### Exercise requirements
Please write out the material that follows, exactly as it stands.

--- start ---

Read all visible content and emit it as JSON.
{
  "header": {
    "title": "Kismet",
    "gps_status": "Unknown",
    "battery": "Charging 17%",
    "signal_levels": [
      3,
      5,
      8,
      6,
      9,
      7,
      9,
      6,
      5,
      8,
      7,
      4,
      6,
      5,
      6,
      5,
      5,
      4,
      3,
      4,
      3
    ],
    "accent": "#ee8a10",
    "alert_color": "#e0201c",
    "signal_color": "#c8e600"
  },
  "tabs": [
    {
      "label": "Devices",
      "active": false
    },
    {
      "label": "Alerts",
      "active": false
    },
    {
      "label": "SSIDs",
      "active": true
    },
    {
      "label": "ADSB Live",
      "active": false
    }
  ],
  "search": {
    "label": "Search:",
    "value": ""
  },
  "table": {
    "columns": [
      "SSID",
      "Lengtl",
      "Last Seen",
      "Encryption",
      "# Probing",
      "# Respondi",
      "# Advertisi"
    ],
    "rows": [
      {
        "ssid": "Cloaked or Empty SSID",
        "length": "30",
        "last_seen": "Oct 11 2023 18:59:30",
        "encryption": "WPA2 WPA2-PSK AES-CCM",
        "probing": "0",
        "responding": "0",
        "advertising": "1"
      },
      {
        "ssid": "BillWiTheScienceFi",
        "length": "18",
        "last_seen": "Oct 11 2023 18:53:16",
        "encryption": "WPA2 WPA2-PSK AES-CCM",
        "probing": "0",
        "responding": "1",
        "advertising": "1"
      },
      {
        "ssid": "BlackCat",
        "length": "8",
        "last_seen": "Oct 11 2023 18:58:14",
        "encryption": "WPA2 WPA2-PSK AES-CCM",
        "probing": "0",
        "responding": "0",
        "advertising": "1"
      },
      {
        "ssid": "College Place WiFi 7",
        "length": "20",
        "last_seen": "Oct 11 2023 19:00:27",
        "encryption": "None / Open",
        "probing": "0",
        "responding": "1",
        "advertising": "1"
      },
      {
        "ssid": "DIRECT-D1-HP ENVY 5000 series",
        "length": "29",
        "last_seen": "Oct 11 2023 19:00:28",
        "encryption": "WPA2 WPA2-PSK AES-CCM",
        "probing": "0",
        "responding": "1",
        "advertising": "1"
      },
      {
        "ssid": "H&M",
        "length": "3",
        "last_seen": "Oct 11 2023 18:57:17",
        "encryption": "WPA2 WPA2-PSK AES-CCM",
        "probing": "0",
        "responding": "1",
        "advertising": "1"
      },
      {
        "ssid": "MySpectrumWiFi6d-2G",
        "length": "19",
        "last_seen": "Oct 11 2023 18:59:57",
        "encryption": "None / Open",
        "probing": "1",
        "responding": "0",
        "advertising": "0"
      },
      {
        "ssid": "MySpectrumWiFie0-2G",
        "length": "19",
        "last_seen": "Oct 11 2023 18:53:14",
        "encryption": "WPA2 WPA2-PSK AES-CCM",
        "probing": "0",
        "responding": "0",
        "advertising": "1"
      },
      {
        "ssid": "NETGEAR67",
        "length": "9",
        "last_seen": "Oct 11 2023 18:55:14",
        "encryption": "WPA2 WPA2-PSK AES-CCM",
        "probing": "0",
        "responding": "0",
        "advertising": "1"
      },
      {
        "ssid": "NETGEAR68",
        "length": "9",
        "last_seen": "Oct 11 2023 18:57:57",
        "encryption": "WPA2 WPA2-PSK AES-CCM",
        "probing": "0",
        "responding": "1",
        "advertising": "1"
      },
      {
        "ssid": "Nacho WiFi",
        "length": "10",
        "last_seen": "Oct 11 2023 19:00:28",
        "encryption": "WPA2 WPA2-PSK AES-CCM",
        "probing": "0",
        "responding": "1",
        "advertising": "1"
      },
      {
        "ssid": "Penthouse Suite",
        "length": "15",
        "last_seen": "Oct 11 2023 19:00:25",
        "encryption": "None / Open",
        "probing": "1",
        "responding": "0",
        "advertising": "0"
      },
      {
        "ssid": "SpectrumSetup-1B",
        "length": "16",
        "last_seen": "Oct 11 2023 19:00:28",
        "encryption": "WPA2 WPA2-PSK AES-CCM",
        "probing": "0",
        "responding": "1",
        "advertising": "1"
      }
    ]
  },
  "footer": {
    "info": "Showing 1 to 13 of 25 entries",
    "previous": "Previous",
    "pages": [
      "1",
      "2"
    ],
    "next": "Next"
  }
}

--- end ---

### Completed exercise
Read all visible content and emit it as JSON.
{
  "header": {
    "title": "Kismet",
    "gps_status": "Unknown",
    "battery": "Charging 17%",
    "signal_levels": [
      3,
      5,
      8,
      6,
      9,
      7,
      9,
      6,
      5,
      8,
      7,
      4,
      6,
      5,
      6,
      5,
      5,
      4,
      3,
      4,
      3
    ],
    "accent": "#ee8a10",
    "alert_color": "#e0201c",
    "signal_color": "#c8e600"
  },
  "tabs": [
    {
      "label": "Devices",
      "active": false
    },
    {
      "label": "Alerts",
      "active": false
    },
    {
      "label": "SSIDs",
      "active": true
    },
    {
      "label": "ADSB Live",
      "active": false
    }
  ],
  "search": {
    "label": "Search:",
    "value": ""
  },
  "table": {
    "columns": [
      "SSID",
      "Lengtl",
      "Last Seen",
      "Encryption",
      "# Probing",
      "# Respondi",
      "# Advertisi"
    ],
    "rows": [
      {
        "ssid": "Cloaked or Empty SSID",
        "length": "30",
        "last_seen": "Oct 11 2023 18:59:30",
        "encryption": "WPA2 WPA2-PSK AES-CCM",
        "probing": "0",
        "responding": "0",
        "advertising": "1"
      },
      {
        "ssid": "BillWiTheScienceFi",
        "length": "18",
        "last_seen": "Oct 11 2023 18:53:16",
        "encryption": "WPA2 WPA2-PSK AES-CCM",
        "probing": "0",
        "responding": "1",
        "advertising": "1"
      },
      {
        "ssid": "BlackCat",
        "length": "8",
        "last_seen": "Oct 11 2023 18:58:14",
        "encryption": "WPA2 WPA2-PSK AES-CCM",
        "probing": "0",
        "responding": "0",
        "advertising": "1"
      },
      {
        "ssid": "College Place WiFi 7",
        "length": "20",
        "last_seen": "Oct 11 2023 19:00:27",
        "encryption": "None / Open",
        "probing": "0",
        "responding": "1",
        "advertising": "1"
      },
      {
        "ssid": "DIRECT-D1-HP ENVY 5000 series",
        "length": "29",
        "last_seen": "Oct 11 2023 19:00:28",
        "encryption": "WPA2 WPA2-PSK AES-CCM",
        "probing": "0",
        "responding": "1",
        "advertising": "1"
      },
      {
        "ssid": "H&M",
        "length": "3",
        "last_seen": "Oct 11 2023 18:57:17",
        "encryption": "WPA2 WPA2-PSK AES-CCM",
        "probing": "0",
        "responding": "1",
        "advertising": "1"
      },
      {
        "ssid": "MySpectrumWiFi6d-2G",
        "length": "19",
        "last_seen": "Oct 11 2023 18:59:57",
        "encryption": "None / Open",
        "probing": "1",
        "responding": "0",
        "advertising": "0"
      },
      {
        "ssid": "MySpectrumWiFie0-2G",
        "length": "19",
        "last_seen": "Oct 11 2023 18:53:14",
        "encryption": "WPA2 WPA2-PSK AES-CCM",
        "probing": "0",
        "responding": "0",
        "advertising": "1"
      },
      {
        "ssid": "NETGEAR67",
        "length": "9",
        "last_seen": "Oct 11 2023 18:55:14",
        "encryption": "WPA2 WPA2-PSK AES-CCM",
        "probing": "0",
        "responding": "0",
        "advertising": "1"
      },
      {
        "ssid": "NETGEAR68",
        "length": "9",
        "last_seen": "Oct 11 2023 18:57:57",
        "encryption": "WPA2 WPA2-PSK AES-CCM",
        "probing": "0",
        "responding": "1",
        "advertising": "1"
      },
      {
        "ssid": "Nacho WiFi",
        "length": "10",
        "last_seen": "Oct 11 2023 19:00:28",
        "encryption": "WPA2 WPA2-PSK AES-CCM",
        "probing": "0",
        "responding": "1",
        "advertising": "1"
      },
      {
        "ssid": "Penthouse Suite",
        "length": "15",
        "last_seen": "Oct 11 2023 19:00:25",
        "encryption": "None / Open",
        "probing": "1",
        "responding": "0",
        "advertising": "0"
      },
      {
        "ssid": "SpectrumSetup-1B",
        "length": "16",
        "last_seen": "Oct 11 2023 19:00:28",
        "encryption": "WPA2 WPA2-PSK AES-CCM",
        "probing": "0",
        "responding": "1",
        "advertising": "1"
      }
    ]
  },
  "footer": {
    "info": "Showing 1 to 13 of 25 entries",
    "previous": "Previous",
    "pages": [
      "1",
      "2"
    ],
    "next": "Next"
  }
}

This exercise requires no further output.